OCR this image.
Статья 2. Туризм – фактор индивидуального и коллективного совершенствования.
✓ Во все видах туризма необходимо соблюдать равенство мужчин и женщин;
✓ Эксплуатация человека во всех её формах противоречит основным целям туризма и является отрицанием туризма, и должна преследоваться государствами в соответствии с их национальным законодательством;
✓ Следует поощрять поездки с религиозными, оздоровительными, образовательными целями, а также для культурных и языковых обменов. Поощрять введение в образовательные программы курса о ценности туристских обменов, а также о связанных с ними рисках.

○ ○ ○

**Task objective**. Exactly reproduce every line of the records.

**Correct response**.
OCR this image.
Статья 2. Туризм – фактор индивидуального и коллективного совершенствования.
✓ Во все видах туризма необходимо соблюдать равенство мужчин и женщин;
✓ Эксплуатация человека во всех её формах противоречит основным целям туризма и является отрицанием туризма, и должна преследоваться государствами в соответствии с их национальным законодательством;
✓ Следует поощрять поездки с религиозными, оздоровительными, образовательными целями, а также для культурных и языковых обменов. Поощрять введение в образовательные программы курса о ценности туристских обменов, а также о связанных с ними рисках.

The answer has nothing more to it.